■ Written instruction:
Write out every record below exactly as it appears.

**** Records for this task

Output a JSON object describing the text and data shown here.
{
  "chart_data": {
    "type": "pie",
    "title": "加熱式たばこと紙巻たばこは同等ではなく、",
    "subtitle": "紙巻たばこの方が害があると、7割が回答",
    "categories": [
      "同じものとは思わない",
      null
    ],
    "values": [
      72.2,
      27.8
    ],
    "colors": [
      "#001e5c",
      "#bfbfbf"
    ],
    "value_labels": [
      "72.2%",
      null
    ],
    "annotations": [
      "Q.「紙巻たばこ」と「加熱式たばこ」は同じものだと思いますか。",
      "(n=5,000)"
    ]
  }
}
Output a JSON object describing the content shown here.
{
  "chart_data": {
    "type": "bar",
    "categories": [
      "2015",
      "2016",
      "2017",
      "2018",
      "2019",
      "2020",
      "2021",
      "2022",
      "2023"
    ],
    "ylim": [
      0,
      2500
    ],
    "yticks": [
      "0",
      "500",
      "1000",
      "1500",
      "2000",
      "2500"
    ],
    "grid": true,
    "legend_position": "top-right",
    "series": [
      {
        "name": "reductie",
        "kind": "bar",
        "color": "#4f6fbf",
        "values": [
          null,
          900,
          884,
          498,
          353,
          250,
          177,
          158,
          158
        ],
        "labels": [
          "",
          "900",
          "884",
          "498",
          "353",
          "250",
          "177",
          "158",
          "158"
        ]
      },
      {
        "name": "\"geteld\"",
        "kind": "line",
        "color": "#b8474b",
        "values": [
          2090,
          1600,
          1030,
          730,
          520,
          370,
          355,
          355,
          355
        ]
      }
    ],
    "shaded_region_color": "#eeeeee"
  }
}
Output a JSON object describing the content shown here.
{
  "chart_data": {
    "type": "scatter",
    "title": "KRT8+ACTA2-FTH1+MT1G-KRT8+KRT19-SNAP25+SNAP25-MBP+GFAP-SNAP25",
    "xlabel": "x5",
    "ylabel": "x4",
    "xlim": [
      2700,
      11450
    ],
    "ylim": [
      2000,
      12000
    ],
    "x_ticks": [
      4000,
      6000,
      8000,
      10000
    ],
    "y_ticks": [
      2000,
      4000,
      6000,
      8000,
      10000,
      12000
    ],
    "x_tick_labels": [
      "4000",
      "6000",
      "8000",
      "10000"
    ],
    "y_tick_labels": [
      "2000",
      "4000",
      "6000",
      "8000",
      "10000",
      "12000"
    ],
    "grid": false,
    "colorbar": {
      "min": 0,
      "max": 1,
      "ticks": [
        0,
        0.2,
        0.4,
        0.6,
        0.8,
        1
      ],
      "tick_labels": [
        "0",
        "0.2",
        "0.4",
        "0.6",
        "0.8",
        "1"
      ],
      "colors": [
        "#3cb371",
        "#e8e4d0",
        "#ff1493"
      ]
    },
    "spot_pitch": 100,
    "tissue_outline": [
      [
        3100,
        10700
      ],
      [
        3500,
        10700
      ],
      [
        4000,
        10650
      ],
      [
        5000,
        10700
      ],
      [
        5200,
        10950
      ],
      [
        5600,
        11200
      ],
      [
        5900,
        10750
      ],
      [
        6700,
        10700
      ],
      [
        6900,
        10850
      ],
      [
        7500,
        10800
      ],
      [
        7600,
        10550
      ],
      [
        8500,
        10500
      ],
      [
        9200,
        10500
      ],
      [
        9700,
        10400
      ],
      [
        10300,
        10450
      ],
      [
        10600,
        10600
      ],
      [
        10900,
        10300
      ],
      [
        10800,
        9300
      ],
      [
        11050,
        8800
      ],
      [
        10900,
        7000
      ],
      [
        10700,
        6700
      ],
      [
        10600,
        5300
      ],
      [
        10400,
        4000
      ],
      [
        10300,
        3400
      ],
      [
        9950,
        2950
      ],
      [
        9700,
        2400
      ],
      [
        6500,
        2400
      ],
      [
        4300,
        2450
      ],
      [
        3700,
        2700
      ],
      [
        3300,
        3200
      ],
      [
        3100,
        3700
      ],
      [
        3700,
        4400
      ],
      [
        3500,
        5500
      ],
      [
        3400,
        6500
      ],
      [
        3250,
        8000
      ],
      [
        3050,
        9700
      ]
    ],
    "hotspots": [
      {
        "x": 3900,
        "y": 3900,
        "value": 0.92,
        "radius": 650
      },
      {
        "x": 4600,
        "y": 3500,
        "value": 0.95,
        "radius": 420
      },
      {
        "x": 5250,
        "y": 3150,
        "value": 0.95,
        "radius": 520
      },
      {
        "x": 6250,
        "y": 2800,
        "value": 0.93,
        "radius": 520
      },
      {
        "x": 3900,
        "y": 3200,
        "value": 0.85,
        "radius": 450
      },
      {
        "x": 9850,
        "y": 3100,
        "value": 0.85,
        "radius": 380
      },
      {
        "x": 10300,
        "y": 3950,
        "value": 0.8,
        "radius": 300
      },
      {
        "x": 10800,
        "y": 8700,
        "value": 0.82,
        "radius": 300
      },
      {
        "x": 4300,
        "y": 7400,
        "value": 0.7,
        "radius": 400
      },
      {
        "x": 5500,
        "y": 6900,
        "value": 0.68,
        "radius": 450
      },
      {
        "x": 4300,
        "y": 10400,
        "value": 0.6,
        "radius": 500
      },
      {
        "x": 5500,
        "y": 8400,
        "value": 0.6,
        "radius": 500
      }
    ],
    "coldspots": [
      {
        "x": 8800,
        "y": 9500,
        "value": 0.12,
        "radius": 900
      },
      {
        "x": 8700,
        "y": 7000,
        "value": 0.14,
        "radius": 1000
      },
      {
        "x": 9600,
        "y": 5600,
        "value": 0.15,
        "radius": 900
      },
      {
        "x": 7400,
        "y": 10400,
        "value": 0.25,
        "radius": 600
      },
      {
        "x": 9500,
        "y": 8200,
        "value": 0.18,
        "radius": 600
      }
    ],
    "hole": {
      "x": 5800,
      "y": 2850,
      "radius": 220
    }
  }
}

********

■ Exercise output:
Output a JSON object describing the text and data shown here.
{
  "chart_data": {
    "type": "pie",
    "title": "加熱式たばこと紙巻たばこは同等ではなく、",
    "subtitle": "紙巻たばこの方が害があると、7割が回答",
    "categories": [
      "同じものとは思わない",
      null
    ],
    "values": [
      72.2,
      27.8
    ],
    "colors": [
      "#001e5c",
      "#bfbfbf"
    ],
    "value_labels": [
      "72.2%",
      null
    ],
    "annotations": [
      "Q.「紙巻たばこ」と「加熱式たばこ」は同じものだと思いますか。",
      "(n=5,000)"
    ]
  }
}
Output a JSON object describing the content shown here.
{
  "chart_data": {
    "type": "bar",
    "categories": [
      "2015",
      "2016",
      "2017",
      "2018",
      "2019",
      "2020",
      "2021",
      "2022",
      "2023"
    ],
    "ylim": [
      0,
      2500
    ],
    "yticks": [
      "0",
      "500",
      "1000",
      "1500",
      "2000",
      "2500"
    ],
    "grid": true,
    "legend_position": "top-right",
    "series": [
      {
        "name": "reductie",
        "kind": "bar",
        "color": "#4f6fbf",
        "values": [
          null,
          900,
          884,
          498,
          353,
          250,
          177,
          158,
          158
        ],
        "labels": [
          "",
          "900",
          "884",
          "498",
          "353",
          "250",
          "177",
          "158",
          "158"
        ]
      },
      {
        "name": "\"geteld\"",
        "kind": "line",
        "color": "#b8474b",
        "values": [
          2090,
          1600,
          1030,
          730,
          520,
          370,
          355,
          355,
          355
        ]
      }
    ],
    "shaded_region_color": "#eeeeee"
  }
}
Output a JSON object describing the content shown here.
{
  "chart_data": {
    "type": "scatter",
    "title": "KRT8+ACTA2-FTH1+MT1G-KRT8+KRT19-SNAP25+SNAP25-MBP+GFAP-SNAP25",
    "xlabel": "x5",
    "ylabel": "x4",
    "xlim": [
      2700,
      11450
    ],
    "ylim": [
      2000,
      12000
    ],
    "x_ticks": [
      4000,
      6000,
      8000,
      10000
    ],
    "y_ticks": [
      2000,
      4000,
      6000,
      8000,
      10000,
      12000
    ],
    "x_tick_labels": [
      "4000",
      "6000",
      "8000",
      "10000"
    ],
    "y_tick_labels": [
      "2000",
      "4000",
      "6000",
      "8000",
      "10000",
      "12000"
    ],
    "grid": false,
    "colorbar": {
      "min": 0,
      "max": 1,
      "ticks": [
        0,
        0.2,
        0.4,
        0.6,
        0.8,
        1
      ],
      "tick_labels": [
        "0",
        "0.2",
        "0.4",
        "0.6",
        "0.8",
        "1"
      ],
      "colors": [
        "#3cb371",
        "#e8e4d0",
        "#ff1493"
      ]
    },
    "spot_pitch": 100,
    "tissue_outline": [
      [
        3100,
        10700
      ],
      [
        3500,
        10700
      ],
      [
        4000,
        10650
      ],
      [
        5000,
        10700
      ],
      [
        5200,
        10950
      ],
      [
        5600,
        11200
      ],
      [
        5900,
        10750
      ],
      [
        6700,
        10700
      ],
      [
        6900,
        10850
      ],
      [
        7500,
        10800
      ],
      [
        7600,
        10550
      ],
      [
        8500,
        10500
      ],
      [
        9200,
        10500
      ],
      [
        9700,
        10400
      ],
      [
        10300,
        10450
      ],
      [
        10600,
        10600
      ],
      [
        10900,
        10300
      ],
      [
        10800,
        9300
      ],
      [
        11050,
        8800
      ],
      [
        10900,
        7000
      ],
      [
        10700,
        6700
      ],
      [
        10600,
        5300
      ],
      [
        10400,
        4000
      ],
      [
        10300,
        3400
      ],
      [
        9950,
        2950
      ],
      [
        9700,
        2400
      ],
      [
        6500,
        2400
      ],
      [
        4300,
        2450
      ],
      [
        3700,
        2700
      ],
      [
        3300,
        3200
      ],
      [
        3100,
        3700
      ],
      [
        3700,
        4400
      ],
      [
        3500,
        5500
      ],
      [
        3400,
        6500
      ],
      [
        3250,
        8000
      ],
      [
        3050,
        9700
      ]
    ],
    "hotspots": [
      {
        "x": 3900,
        "y": 3900,
        "value": 0.92,
        "radius": 650
      },
      {
        "x": 4600,
        "y": 3500,
        "value": 0.95,
        "radius": 420
      },
      {
        "x": 5250,
        "y": 3150,
        "value": 0.95,
        "radius": 520
      },
      {
        "x": 6250,
        "y": 2800,
        "value": 0.93,
        "radius": 520
      },
      {
        "x": 3900,
        "y": 3200,
        "value": 0.85,
        "radius": 450
      },
      {
        "x": 9850,
        "y": 3100,
        "value": 0.85,
        "radius": 380
      },
      {
        "x": 10300,
        "y": 3950,
        "value": 0.8,
        "radius": 300
      },
      {
        "x": 10800,
        "y": 8700,
        "value": 0.82,
        "radius": 300
      },
      {
        "x": 4300,
        "y": 7400,
        "value": 0.7,
        "radius": 400
      },
      {
        "x": 5500,
        "y": 6900,
        "value": 0.68,
        "radius": 450
      },
      {
        "x": 4300,
        "y": 10400,
        "value": 0.6,
        "radius": 500
      },
      {
        "x": 5500,
        "y": 8400,
        "value": 0.6,
        "radius": 500
      }
    ],
    "coldspots": [
      {
        "x": 8800,
        "y": 9500,
        "value": 0.12,
        "radius": 900
      },
      {
        "x": 8700,
        "y": 7000,
        "value": 0.14,
        "radius": 1000
      },
      {
        "x": 9600,
        "y": 5600,
        "value": 0.15,
        "radius": 900
      },
      {
        "x": 7400,
        "y": 10400,
        "value": 0.25,
        "radius": 600
      },
      {
        "x": 9500,
        "y": 8200,
        "value": 0.18,
        "radius": 600
      }
    ],
    "hole": {
      "x": 5800,
      "y": 2850,
      "radius": 220
    }
  }
}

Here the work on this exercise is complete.